* _Problems to work on_:
- 1) From the note on artists and AI images, reproduce word for word the passage starting at "The illustrations made" and ending at "purposes of the book.".
- 2) According to the note on artists and AI images, why did the artists rather than AI make the diagrams and images of chakras and kundalini? Answer in one to three sentences.

* _Selected extract_:
Regarding Artists and AI Usage for This Book’s Images

The book mentions tens of paintings made by real artists, and some of these are not reproduced graphically in the book and ask you to search for them on the web or visit the book website: JourneyWithYoga.com.

Besides the paintings mentioned, we counted on Kristina Kuriolonok; Stefan Lucas Allen; Valerio Giovannini, and Annie-b to produce our own book art-work in oil on canvas, acrylic, and pencil. You will find their profiles at the end of the book. We used the artists for the most spiritual images, and then AI for images that were the least important spiritually.

The illustrations made by our artists were all the illustrations for which the credit is given below the image; and also: (1). The diagrams and images of chakras and kundalini (AI knows nothing about this); (2). The photos involving named persons such as the author and his teachers; (3). Yoga postures where the author, teacher appears. (4). Illustrations where it is explicitly explained the source is other than AI. These were hand-made or photography.

AI images constitute the remainder, without an owner’s or creator’s name, and usually displayed smaller and used more as an icon. We will look at substituting them slowly over the next edition, drawing on proceeds from this book. The prompt for the AI generated images has been successively refined by the author for the purposes of the book.

* _Given records_:
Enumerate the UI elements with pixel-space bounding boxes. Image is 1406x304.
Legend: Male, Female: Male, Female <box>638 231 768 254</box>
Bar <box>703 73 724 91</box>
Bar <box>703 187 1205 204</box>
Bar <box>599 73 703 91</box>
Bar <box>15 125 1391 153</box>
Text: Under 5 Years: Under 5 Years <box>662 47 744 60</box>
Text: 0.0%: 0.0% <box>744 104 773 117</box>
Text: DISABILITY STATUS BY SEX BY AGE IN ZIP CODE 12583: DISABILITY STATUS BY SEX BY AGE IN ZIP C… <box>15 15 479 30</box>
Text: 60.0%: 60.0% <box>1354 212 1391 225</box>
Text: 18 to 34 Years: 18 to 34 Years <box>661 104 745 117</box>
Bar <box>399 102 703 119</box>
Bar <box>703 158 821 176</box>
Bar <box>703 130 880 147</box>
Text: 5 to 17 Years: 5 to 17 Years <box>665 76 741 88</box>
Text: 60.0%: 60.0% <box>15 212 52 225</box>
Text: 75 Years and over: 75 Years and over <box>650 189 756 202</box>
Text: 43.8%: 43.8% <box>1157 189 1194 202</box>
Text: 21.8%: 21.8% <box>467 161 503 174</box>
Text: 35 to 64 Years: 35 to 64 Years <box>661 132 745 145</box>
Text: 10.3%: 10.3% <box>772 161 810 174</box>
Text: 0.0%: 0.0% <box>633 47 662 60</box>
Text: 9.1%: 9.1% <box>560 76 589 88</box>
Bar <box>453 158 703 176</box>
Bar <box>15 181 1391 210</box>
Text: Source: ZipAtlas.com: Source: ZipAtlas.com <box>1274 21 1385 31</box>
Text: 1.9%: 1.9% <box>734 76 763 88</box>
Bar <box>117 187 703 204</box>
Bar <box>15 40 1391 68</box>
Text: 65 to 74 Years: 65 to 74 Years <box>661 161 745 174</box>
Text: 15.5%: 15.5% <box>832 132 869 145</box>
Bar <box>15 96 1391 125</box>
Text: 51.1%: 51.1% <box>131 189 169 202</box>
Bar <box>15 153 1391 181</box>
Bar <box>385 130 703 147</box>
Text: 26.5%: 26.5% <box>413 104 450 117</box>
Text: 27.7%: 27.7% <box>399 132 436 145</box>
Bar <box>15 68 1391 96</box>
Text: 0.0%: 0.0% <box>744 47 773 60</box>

--

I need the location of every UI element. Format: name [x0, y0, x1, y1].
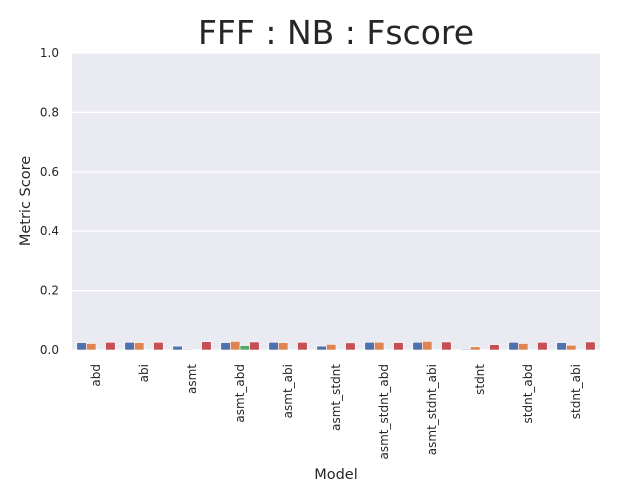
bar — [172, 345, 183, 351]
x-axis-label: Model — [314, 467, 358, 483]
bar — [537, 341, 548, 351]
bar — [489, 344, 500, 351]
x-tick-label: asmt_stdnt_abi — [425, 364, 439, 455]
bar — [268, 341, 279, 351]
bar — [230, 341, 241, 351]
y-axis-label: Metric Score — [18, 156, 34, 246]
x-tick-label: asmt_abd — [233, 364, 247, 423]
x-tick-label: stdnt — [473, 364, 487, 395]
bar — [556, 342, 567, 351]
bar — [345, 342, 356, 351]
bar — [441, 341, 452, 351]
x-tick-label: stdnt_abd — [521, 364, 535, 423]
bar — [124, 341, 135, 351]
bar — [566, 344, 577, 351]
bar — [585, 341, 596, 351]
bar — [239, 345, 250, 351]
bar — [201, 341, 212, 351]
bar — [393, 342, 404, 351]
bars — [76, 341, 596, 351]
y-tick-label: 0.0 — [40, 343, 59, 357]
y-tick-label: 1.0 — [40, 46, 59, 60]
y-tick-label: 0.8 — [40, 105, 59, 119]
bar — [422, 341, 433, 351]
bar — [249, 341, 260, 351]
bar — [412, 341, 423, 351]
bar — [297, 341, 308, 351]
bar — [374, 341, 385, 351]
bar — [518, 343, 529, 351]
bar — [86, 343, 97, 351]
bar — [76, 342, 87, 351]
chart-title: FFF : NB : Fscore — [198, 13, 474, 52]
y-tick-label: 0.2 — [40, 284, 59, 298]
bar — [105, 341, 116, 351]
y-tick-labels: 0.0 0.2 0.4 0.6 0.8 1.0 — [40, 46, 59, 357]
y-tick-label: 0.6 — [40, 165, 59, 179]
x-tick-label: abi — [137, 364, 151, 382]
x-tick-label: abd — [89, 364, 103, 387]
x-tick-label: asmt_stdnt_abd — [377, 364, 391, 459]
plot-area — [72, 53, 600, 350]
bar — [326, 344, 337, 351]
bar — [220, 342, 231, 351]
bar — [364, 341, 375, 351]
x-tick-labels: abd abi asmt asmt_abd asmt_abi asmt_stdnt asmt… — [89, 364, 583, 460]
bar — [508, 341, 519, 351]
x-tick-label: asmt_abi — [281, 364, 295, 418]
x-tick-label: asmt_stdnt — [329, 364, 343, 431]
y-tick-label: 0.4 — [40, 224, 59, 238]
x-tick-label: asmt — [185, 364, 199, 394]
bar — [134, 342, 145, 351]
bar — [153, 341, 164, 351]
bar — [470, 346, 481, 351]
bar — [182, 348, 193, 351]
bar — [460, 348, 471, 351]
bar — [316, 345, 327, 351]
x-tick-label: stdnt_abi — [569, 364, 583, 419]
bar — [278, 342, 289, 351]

* _Task answers_:
- 1)
The illustrations made by our artists were all the illustrations for which the credit is given below the image; and also: (1). The diagrams and images of chakras and kundalini (AI knows nothing about this); (2). The photos involving named persons such as the author and his teachers; (3). Yoga postures where the author, teacher appears. (4). Illustrations where it is explicitly explained the source is other than AI. These were hand-made or photography.

AI images constitute the remainder, without an owner’s or creator’s name, and usually displayed smaller and used more as an icon. We will look at substituting them slowly over the next edition, drawing on proceeds from this book. The prompt for the AI generated images has been successively refined by the author for the purposes of the book.

- 2) The artists made them because, as the note states, AI knows nothing about chakras and kundalini.